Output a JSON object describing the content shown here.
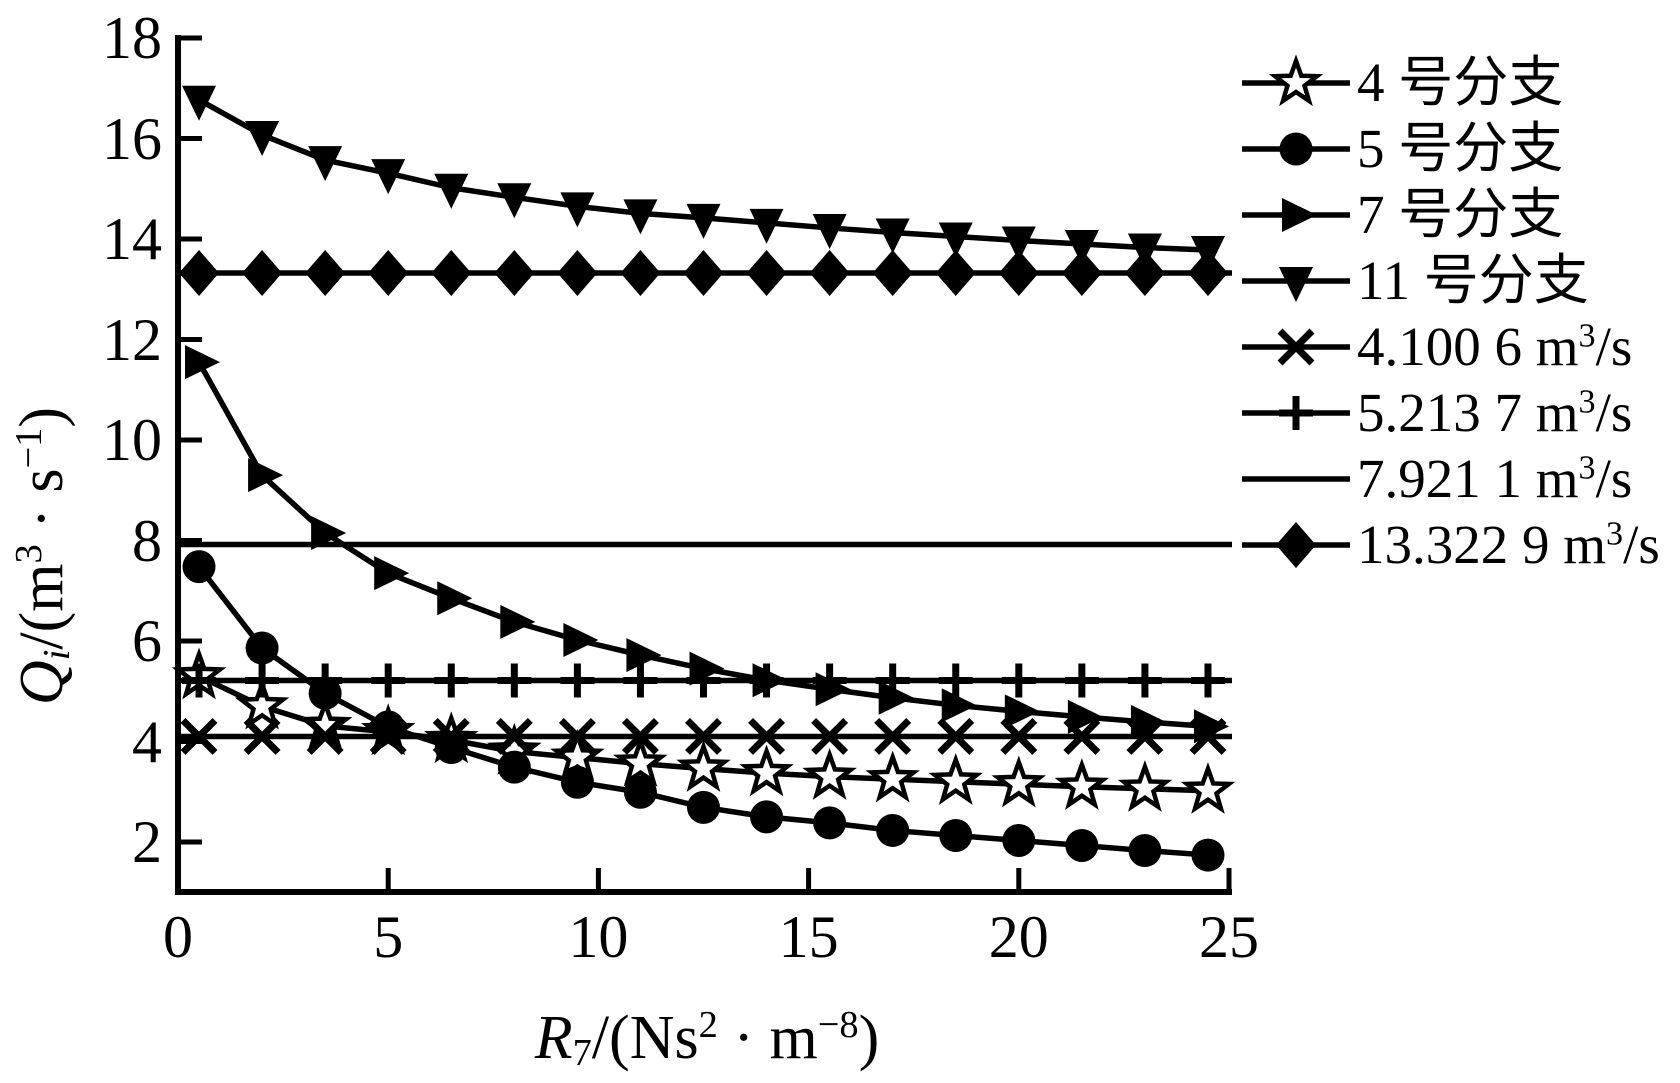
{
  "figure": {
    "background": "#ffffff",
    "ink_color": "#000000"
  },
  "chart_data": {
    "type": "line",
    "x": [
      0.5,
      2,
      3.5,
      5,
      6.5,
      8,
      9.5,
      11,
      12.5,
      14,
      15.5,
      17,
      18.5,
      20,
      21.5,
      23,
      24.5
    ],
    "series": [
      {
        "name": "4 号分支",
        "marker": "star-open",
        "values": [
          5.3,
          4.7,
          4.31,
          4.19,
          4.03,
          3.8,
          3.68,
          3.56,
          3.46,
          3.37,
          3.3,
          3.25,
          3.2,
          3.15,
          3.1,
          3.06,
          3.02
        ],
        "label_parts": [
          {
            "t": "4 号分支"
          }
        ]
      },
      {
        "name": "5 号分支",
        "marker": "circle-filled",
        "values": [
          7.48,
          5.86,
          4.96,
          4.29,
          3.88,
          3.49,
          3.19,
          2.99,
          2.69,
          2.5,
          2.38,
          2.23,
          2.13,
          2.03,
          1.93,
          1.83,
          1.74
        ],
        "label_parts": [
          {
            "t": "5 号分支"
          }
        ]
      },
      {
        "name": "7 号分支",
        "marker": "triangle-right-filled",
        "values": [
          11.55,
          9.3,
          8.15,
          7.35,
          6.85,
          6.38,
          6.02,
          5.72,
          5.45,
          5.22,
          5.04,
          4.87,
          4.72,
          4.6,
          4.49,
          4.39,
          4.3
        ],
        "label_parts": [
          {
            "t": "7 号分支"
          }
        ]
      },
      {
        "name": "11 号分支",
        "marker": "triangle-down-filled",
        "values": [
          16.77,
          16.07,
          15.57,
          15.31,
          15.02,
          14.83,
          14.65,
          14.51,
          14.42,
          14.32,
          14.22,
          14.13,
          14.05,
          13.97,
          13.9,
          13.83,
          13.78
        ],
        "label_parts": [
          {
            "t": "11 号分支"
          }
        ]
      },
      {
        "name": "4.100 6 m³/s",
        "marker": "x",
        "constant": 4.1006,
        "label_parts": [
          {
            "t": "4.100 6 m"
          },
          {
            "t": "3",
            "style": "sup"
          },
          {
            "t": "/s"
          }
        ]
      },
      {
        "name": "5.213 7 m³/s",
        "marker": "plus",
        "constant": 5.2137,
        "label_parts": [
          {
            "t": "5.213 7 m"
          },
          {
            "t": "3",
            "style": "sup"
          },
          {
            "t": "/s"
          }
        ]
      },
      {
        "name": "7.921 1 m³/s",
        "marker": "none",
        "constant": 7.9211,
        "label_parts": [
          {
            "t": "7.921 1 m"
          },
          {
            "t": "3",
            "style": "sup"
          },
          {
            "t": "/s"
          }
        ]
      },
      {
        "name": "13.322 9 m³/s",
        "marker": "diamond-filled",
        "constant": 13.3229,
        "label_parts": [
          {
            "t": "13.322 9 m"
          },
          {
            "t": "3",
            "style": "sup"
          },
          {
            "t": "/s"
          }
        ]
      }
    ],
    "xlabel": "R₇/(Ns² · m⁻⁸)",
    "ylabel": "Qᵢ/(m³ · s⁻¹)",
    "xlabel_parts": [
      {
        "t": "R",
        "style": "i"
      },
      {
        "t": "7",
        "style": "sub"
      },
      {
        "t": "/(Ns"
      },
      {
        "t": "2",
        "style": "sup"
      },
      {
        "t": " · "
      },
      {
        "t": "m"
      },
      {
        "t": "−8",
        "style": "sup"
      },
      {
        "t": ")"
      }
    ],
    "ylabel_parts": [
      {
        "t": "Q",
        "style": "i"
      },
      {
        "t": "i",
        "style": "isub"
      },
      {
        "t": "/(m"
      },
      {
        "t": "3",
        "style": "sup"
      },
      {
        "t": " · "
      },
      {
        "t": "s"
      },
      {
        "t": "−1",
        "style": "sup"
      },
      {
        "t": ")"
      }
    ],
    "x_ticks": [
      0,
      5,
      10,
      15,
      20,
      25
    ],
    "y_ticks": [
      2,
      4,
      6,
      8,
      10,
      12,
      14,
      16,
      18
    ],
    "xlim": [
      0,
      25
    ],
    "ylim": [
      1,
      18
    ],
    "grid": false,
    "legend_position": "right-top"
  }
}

-=-=-=-=-

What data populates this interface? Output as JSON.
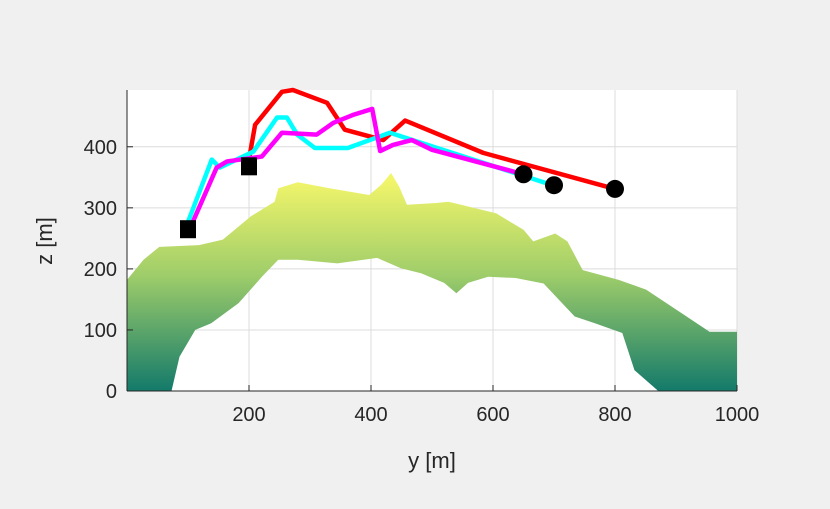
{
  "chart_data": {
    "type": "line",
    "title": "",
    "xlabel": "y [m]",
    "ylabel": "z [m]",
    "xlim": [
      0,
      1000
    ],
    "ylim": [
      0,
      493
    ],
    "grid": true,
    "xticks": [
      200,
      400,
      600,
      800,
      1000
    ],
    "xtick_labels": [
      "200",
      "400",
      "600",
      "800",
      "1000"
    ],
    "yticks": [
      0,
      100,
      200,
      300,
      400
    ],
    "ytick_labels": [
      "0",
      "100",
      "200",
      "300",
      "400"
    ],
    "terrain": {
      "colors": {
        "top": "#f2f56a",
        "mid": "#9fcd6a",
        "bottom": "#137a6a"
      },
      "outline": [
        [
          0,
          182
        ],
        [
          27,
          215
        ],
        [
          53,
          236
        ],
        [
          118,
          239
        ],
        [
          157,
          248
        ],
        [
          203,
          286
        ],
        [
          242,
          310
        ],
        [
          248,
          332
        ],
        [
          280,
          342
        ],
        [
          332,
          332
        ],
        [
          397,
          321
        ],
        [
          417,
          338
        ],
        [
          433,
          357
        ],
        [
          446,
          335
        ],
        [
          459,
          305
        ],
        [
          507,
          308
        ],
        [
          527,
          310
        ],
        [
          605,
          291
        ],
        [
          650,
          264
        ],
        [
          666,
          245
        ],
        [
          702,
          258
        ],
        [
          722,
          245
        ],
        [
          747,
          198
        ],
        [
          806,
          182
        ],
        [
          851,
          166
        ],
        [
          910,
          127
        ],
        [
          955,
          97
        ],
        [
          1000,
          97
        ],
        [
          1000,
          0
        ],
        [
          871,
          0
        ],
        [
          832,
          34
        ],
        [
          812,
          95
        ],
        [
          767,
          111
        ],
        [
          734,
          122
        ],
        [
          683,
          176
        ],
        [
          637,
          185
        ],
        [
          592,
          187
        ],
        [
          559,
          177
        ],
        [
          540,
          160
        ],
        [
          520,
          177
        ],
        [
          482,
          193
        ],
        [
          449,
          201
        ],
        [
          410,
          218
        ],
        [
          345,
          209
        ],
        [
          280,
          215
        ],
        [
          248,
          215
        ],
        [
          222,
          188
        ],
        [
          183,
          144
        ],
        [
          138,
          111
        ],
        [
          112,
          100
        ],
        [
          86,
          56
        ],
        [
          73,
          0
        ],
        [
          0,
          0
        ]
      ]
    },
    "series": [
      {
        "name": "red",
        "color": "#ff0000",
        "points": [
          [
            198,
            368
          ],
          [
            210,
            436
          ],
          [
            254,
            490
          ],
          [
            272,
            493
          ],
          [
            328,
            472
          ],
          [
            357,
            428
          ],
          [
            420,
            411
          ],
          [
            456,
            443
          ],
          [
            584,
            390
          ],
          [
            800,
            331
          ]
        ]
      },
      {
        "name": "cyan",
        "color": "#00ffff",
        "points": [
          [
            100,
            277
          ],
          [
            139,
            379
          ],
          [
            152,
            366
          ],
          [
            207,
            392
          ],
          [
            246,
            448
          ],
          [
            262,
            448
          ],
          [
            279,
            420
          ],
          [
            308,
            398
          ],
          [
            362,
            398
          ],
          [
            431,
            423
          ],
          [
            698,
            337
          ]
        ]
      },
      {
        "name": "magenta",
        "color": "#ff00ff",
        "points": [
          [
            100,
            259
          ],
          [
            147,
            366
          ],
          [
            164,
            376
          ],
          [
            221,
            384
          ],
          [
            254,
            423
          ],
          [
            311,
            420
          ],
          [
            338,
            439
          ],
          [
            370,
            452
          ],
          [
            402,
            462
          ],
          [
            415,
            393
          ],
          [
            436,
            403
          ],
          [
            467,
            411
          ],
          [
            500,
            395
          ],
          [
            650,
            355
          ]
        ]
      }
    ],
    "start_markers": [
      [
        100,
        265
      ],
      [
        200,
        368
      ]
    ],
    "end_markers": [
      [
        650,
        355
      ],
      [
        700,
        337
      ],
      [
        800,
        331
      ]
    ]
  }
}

-=-=-=-=-

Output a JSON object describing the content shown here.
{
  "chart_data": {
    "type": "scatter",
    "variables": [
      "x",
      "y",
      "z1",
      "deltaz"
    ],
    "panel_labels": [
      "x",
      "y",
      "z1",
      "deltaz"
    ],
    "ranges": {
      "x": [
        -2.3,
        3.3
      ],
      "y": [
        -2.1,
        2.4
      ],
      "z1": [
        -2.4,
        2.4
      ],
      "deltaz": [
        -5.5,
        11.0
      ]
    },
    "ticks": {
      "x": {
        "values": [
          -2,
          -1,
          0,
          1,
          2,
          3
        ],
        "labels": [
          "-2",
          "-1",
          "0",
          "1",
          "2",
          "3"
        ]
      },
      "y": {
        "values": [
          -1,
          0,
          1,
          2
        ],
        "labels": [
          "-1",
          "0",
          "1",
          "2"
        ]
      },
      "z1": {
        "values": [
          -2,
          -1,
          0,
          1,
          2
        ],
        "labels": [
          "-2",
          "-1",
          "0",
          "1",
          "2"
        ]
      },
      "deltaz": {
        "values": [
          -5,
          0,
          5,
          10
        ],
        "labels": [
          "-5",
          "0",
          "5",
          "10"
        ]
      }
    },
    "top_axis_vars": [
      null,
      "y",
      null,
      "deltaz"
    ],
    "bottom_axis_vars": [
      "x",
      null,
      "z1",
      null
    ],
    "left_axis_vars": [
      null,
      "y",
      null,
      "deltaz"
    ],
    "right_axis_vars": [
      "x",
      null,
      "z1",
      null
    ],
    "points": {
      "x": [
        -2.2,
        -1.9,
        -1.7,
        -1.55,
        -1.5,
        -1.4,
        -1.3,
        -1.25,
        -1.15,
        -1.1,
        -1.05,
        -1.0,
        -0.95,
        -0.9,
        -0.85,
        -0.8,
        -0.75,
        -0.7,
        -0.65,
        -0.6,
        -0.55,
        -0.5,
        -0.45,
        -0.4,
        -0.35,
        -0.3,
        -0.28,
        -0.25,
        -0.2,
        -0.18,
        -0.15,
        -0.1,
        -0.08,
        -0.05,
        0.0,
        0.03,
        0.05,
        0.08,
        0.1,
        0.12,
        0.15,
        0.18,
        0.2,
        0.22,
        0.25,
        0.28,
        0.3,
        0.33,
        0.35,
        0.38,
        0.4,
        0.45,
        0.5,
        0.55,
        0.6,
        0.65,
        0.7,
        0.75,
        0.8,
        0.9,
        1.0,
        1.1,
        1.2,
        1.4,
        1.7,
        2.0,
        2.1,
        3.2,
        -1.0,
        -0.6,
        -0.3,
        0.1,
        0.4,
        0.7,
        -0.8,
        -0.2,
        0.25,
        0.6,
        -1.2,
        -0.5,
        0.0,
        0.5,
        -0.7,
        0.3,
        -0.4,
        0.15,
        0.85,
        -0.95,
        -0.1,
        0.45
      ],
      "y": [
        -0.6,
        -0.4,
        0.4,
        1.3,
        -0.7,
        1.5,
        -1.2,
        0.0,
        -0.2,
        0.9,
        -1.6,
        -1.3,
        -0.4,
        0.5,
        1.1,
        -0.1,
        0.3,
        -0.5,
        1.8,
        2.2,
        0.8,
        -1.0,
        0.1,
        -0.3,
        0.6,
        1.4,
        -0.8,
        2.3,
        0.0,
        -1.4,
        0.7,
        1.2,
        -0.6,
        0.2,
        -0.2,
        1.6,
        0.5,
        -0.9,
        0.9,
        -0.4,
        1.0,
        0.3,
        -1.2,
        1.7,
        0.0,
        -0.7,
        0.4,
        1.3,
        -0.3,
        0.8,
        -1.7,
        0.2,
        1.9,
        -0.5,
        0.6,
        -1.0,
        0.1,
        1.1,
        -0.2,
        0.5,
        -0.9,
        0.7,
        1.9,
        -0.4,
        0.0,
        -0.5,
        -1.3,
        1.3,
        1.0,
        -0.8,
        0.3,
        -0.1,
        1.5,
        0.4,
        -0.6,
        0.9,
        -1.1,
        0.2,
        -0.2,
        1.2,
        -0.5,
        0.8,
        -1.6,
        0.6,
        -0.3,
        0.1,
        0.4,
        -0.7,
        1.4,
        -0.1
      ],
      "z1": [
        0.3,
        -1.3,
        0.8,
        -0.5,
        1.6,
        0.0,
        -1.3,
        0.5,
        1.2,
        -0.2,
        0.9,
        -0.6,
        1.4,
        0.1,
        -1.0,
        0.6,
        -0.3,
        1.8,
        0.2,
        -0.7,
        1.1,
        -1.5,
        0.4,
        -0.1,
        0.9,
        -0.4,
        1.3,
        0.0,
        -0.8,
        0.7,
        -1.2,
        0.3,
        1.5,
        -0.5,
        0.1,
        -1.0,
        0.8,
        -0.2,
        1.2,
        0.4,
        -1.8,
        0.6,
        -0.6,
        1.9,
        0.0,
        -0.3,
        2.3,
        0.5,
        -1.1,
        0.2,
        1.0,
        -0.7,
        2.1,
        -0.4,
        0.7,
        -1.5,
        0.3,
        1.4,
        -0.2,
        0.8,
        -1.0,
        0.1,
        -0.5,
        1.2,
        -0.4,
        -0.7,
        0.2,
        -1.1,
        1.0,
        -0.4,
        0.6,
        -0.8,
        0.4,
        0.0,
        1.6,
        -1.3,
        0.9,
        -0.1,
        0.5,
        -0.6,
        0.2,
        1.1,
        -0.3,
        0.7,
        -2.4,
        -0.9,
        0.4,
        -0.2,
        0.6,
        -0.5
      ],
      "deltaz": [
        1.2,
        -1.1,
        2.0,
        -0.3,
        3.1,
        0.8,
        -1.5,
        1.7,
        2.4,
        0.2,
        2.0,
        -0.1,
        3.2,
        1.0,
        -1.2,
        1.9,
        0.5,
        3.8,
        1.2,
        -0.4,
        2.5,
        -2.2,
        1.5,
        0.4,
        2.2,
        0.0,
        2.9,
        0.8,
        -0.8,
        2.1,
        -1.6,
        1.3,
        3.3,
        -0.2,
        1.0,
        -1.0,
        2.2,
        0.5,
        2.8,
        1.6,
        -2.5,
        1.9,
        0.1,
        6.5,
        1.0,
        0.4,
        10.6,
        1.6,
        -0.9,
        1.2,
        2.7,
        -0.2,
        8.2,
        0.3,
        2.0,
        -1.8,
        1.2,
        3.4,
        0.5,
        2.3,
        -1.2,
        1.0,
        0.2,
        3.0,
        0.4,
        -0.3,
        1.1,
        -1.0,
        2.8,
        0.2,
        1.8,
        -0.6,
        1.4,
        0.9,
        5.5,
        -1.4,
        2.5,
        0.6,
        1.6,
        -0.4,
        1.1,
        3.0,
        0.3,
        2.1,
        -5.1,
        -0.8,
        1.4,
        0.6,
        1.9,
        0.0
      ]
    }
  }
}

-=-=-=-=-

## Problem description
Count the lines of the material that include the word "triangle", then report only the total.

## Correct answer
2